### Records provided
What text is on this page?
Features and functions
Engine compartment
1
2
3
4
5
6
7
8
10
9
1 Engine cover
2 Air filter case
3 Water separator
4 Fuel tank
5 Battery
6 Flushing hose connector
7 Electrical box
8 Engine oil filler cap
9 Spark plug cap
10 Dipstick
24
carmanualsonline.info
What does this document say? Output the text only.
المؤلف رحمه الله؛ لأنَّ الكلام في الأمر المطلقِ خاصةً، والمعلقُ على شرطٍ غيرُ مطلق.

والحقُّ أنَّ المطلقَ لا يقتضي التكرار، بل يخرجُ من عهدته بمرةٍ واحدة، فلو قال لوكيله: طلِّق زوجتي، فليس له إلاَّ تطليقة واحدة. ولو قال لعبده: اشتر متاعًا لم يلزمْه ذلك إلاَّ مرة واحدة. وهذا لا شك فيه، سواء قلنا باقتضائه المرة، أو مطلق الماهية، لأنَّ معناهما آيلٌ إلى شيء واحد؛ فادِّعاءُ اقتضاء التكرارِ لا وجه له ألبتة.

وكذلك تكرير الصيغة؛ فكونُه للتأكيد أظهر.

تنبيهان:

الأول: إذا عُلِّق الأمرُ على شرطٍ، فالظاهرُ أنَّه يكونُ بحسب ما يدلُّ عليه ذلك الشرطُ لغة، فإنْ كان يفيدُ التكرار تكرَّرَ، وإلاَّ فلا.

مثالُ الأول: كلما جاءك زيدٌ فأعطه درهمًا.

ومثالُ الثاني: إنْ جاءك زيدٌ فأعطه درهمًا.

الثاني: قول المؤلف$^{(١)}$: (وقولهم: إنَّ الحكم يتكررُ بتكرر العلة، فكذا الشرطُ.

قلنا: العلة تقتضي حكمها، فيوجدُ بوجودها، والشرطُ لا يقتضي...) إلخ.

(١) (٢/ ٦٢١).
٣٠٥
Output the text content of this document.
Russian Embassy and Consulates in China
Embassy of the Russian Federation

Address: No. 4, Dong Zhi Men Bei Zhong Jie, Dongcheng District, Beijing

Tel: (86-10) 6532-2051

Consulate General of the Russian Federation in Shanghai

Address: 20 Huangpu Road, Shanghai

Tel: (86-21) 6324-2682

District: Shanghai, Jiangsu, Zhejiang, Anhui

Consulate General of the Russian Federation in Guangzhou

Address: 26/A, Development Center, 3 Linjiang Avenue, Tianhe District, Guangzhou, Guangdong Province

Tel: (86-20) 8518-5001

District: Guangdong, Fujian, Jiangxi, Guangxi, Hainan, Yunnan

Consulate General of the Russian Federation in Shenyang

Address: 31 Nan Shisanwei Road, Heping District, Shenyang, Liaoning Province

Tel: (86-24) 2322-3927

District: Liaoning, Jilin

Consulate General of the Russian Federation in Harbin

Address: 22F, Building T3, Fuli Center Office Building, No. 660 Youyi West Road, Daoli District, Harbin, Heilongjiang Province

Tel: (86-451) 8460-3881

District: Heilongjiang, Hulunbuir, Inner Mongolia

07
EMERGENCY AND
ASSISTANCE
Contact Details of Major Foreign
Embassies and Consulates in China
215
######
Recopy the whole listing exactly.

Exercise answer —
What text is on this page?
Features and functions
Engine compartment
1
2
3
4
5
6
7
8
10
9
1 Engine cover
2 Air filter case
3 Water separator
4 Fuel tank
5 Battery
6 Flushing hose connector
7 Electrical box
8 Engine oil filler cap
9 Spark plug cap
10 Dipstick
24
carmanualsonline.info
What does this document say? Output the text only.
المؤلف رحمه الله؛ لأنَّ الكلام في الأمر المطلقِ خاصةً، والمعلقُ على شرطٍ غيرُ مطلق.

والحقُّ أنَّ المطلقَ لا يقتضي التكرار، بل يخرجُ من عهدته بمرةٍ واحدة، فلو قال لوكيله: طلِّق زوجتي، فليس له إلاَّ تطليقة واحدة. ولو قال لعبده: اشتر متاعًا لم يلزمْه ذلك إلاَّ مرة واحدة. وهذا لا شك فيه، سواء قلنا باقتضائه المرة، أو مطلق الماهية، لأنَّ معناهما آيلٌ إلى شيء واحد؛ فادِّعاءُ اقتضاء التكرارِ لا وجه له ألبتة.

وكذلك تكرير الصيغة؛ فكونُه للتأكيد أظهر.

تنبيهان:

الأول: إذا عُلِّق الأمرُ على شرطٍ، فالظاهرُ أنَّه يكونُ بحسب ما يدلُّ عليه ذلك الشرطُ لغة، فإنْ كان يفيدُ التكرار تكرَّرَ، وإلاَّ فلا.

مثالُ الأول: كلما جاءك زيدٌ فأعطه درهمًا.

ومثالُ الثاني: إنْ جاءك زيدٌ فأعطه درهمًا.

الثاني: قول المؤلف$^{(١)}$: (وقولهم: إنَّ الحكم يتكررُ بتكرر العلة، فكذا الشرطُ.

قلنا: العلة تقتضي حكمها، فيوجدُ بوجودها، والشرطُ لا يقتضي...) إلخ.

(١) (٢/ ٦٢١).
٣٠٥
Output the text content of this document.
Russian Embassy and Consulates in China
Embassy of the Russian Federation

Address: No. 4, Dong Zhi Men Bei Zhong Jie, Dongcheng District, Beijing

Tel: (86-10) 6532-2051

Consulate General of the Russian Federation in Shanghai

Address: 20 Huangpu Road, Shanghai

Tel: (86-21) 6324-2682

District: Shanghai, Jiangsu, Zhejiang, Anhui

Consulate General of the Russian Federation in Guangzhou

Address: 26/A, Development Center, 3 Linjiang Avenue, Tianhe District, Guangzhou, Guangdong Province

Tel: (86-20) 8518-5001

District: Guangdong, Fujian, Jiangxi, Guangxi, Hainan, Yunnan

Consulate General of the Russian Federation in Shenyang

Address: 31 Nan Shisanwei Road, Heping District, Shenyang, Liaoning Province

Tel: (86-24) 2322-3927

District: Liaoning, Jilin

Consulate General of the Russian Federation in Harbin

Address: 22F, Building T3, Fuli Center Office Building, No. 660 Youyi West Road, Daoli District, Harbin, Heilongjiang Province

Tel: (86-451) 8460-3881

District: Heilongjiang, Hulunbuir, Inner Mongolia

07
EMERGENCY AND
ASSISTANCE
Contact Details of Major Foreign
Embassies and Consulates in China
215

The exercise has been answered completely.